**What is expected**.
Using the data below, copy each line that includes the word "image".

"""

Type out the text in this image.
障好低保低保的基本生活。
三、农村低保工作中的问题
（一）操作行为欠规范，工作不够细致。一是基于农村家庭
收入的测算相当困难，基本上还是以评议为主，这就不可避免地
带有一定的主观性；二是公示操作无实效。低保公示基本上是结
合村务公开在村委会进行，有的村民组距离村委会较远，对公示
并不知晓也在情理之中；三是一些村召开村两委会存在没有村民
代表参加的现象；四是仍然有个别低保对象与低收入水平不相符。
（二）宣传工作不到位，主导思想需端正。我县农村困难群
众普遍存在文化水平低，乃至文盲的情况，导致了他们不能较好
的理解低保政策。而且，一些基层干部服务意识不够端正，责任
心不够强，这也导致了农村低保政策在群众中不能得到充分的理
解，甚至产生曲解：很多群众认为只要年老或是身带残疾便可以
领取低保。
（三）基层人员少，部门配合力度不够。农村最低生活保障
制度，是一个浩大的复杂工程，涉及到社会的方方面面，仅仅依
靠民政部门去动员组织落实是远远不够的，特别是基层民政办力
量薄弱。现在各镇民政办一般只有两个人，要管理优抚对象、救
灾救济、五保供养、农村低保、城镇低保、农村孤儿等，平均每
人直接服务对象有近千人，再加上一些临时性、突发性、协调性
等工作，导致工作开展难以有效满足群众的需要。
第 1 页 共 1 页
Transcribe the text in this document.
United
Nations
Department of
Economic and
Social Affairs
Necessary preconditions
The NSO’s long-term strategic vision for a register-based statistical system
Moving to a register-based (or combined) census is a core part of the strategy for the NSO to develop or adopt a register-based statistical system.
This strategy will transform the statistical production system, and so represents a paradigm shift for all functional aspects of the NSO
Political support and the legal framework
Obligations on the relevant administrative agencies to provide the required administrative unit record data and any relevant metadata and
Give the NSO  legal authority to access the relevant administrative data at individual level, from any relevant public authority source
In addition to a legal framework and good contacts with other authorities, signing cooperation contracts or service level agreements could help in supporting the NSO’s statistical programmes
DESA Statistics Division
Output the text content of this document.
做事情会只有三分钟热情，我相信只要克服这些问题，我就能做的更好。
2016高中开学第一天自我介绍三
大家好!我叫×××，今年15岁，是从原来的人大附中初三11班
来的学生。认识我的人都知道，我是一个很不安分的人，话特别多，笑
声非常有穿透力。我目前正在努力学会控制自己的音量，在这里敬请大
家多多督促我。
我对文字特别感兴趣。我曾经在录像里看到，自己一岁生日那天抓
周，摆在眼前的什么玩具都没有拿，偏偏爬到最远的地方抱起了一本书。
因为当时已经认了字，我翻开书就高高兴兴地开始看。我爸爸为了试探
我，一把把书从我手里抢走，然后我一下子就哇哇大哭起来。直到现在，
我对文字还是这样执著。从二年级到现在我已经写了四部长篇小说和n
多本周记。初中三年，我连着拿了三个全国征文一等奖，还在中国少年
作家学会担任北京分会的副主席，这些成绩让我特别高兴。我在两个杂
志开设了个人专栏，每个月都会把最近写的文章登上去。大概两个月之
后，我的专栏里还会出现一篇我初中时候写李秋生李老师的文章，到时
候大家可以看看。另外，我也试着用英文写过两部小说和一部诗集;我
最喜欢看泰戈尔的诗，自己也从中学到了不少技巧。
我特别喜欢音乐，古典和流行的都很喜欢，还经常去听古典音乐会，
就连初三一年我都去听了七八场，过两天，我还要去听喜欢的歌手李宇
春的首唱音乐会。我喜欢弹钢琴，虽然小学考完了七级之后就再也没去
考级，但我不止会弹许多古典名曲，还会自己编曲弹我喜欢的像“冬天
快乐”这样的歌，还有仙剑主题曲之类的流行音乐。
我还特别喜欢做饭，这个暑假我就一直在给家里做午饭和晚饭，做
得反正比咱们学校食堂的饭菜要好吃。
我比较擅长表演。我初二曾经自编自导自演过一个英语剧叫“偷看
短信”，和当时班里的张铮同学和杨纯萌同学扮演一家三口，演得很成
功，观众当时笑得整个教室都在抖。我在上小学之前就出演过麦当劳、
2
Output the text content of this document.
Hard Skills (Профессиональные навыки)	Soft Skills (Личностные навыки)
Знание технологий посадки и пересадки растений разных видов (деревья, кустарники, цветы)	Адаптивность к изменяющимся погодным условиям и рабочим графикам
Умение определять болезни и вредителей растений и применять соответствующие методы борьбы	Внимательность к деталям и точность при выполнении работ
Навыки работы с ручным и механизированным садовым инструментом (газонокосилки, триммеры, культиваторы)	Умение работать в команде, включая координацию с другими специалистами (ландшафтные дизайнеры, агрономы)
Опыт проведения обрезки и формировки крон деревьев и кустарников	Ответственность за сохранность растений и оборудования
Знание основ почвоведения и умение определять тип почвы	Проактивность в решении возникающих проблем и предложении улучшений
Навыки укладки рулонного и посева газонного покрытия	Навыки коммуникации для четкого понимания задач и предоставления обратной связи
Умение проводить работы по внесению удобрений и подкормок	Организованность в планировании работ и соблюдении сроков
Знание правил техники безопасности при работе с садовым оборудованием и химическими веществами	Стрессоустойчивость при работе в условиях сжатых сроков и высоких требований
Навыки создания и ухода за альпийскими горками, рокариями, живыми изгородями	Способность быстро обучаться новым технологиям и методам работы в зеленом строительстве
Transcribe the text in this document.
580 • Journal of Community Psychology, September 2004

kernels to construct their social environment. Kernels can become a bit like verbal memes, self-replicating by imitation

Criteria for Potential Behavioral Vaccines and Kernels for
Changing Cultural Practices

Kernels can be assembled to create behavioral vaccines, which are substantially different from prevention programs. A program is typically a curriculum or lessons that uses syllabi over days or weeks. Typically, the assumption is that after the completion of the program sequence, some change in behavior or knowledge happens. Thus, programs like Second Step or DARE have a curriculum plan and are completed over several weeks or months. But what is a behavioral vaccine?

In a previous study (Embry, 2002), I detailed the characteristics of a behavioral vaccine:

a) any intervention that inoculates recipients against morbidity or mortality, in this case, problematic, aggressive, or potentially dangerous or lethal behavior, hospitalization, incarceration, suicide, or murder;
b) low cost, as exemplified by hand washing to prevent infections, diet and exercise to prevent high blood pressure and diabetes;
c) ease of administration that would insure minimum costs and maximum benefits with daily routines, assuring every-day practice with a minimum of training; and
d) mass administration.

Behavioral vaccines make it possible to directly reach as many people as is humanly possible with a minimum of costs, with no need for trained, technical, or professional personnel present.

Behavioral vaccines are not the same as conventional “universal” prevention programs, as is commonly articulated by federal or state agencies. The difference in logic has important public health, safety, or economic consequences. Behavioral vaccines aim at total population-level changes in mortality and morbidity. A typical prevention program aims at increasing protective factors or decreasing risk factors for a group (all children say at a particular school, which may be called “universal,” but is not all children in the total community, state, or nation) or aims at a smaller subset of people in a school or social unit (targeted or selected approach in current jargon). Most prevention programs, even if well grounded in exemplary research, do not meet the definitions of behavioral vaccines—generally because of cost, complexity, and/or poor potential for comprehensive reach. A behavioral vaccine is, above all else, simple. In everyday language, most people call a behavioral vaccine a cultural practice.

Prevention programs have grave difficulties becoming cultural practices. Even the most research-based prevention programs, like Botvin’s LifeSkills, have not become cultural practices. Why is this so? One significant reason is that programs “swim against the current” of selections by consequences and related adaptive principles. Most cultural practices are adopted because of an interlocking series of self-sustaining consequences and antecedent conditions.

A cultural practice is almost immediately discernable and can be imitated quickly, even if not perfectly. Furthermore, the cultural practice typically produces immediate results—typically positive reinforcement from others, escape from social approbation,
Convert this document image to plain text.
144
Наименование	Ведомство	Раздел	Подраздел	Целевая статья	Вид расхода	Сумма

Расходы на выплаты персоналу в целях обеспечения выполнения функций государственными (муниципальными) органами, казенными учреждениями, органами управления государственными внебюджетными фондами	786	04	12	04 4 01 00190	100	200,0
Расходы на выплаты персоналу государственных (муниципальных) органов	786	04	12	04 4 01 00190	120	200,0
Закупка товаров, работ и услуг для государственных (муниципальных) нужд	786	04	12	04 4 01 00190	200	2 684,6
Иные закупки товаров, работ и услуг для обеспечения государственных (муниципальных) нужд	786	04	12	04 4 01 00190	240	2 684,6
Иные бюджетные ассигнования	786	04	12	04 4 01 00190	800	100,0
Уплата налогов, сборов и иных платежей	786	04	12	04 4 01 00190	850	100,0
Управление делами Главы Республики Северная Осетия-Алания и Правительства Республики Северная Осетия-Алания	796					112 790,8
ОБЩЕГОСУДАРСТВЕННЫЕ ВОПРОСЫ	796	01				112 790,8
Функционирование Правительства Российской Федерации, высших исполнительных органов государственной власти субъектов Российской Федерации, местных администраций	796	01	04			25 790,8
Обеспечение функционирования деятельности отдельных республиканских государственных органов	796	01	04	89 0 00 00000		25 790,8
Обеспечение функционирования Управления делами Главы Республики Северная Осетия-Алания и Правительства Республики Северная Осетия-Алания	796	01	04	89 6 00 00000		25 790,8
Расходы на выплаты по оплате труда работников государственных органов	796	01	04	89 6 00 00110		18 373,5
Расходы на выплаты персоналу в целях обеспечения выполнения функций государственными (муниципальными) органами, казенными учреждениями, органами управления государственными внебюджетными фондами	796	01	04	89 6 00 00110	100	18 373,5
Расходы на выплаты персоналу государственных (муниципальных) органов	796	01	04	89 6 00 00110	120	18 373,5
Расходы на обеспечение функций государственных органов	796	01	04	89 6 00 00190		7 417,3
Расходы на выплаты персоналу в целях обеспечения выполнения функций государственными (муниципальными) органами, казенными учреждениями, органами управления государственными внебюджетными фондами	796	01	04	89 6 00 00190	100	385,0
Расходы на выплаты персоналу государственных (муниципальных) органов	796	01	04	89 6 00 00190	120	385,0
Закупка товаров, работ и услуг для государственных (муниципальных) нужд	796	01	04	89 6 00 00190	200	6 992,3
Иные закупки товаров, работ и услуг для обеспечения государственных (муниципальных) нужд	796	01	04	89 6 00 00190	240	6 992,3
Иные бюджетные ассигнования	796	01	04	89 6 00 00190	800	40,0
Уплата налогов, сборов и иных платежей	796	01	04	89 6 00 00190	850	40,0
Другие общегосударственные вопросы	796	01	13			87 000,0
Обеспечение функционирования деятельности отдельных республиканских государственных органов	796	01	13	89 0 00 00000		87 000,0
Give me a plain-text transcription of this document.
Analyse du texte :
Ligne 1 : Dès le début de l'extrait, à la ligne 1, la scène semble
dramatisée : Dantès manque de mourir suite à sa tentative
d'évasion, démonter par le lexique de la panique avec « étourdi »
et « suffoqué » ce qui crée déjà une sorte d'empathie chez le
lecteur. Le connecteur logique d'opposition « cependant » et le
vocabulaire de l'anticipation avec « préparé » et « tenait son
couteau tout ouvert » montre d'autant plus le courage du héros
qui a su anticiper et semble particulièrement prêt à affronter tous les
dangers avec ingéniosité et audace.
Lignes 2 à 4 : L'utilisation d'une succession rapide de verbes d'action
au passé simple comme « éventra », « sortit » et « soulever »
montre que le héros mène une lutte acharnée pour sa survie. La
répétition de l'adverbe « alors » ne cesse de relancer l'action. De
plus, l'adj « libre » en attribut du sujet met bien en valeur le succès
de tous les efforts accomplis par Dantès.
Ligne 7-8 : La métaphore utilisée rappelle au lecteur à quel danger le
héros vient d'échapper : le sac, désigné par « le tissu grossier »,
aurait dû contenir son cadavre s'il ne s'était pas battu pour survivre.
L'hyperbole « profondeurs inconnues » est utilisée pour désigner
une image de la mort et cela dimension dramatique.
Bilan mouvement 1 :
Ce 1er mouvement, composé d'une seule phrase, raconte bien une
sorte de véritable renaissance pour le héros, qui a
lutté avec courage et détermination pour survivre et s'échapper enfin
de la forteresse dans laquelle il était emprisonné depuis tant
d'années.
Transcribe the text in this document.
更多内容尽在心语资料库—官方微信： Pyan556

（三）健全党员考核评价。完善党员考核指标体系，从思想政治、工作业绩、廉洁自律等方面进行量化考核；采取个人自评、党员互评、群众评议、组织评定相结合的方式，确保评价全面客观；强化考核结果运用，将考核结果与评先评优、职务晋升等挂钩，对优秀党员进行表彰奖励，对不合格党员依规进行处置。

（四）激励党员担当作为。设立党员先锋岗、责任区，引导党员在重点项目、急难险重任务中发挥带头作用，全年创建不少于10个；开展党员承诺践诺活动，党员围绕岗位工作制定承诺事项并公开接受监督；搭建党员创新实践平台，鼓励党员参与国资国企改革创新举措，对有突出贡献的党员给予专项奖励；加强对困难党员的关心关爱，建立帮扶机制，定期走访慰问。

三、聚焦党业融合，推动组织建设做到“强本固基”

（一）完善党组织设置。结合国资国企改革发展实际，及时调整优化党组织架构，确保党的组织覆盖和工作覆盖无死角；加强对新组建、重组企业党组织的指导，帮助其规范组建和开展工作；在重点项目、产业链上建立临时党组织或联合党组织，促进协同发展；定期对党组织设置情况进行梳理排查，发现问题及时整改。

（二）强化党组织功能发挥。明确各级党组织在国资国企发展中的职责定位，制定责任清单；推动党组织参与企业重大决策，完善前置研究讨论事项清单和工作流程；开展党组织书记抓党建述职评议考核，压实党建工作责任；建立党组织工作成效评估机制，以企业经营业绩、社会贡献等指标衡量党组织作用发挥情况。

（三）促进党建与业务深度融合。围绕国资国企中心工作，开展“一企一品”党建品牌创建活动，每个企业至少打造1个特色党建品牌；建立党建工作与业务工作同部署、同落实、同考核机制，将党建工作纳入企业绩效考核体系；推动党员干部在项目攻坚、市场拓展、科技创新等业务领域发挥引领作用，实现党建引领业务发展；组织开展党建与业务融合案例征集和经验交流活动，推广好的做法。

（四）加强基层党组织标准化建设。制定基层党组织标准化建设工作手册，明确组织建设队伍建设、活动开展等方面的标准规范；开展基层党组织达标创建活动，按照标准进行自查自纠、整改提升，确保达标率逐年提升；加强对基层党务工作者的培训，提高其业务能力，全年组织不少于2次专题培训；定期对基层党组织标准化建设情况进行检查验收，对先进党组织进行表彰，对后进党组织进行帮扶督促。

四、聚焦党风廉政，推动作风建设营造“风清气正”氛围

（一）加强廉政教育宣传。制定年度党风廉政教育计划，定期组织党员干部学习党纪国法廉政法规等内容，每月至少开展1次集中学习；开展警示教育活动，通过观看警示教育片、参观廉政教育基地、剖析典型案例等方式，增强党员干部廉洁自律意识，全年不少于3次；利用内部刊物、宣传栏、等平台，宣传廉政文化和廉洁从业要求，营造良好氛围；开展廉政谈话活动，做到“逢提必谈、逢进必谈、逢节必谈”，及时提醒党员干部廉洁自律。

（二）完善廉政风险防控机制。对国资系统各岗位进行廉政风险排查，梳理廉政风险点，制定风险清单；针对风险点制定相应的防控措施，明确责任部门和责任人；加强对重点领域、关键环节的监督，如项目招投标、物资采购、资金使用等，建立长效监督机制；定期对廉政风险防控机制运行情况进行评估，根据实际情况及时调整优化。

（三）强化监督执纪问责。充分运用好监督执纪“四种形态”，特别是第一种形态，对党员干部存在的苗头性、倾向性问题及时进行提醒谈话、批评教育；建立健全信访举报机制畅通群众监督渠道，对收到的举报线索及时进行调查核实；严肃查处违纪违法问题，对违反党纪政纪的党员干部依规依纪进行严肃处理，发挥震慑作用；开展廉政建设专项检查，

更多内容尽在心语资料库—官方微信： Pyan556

"""

**Answer to the task**.
Type out the text in this image.
Convert this document image to plain text.
une image de la mort et cela dimension dramatique.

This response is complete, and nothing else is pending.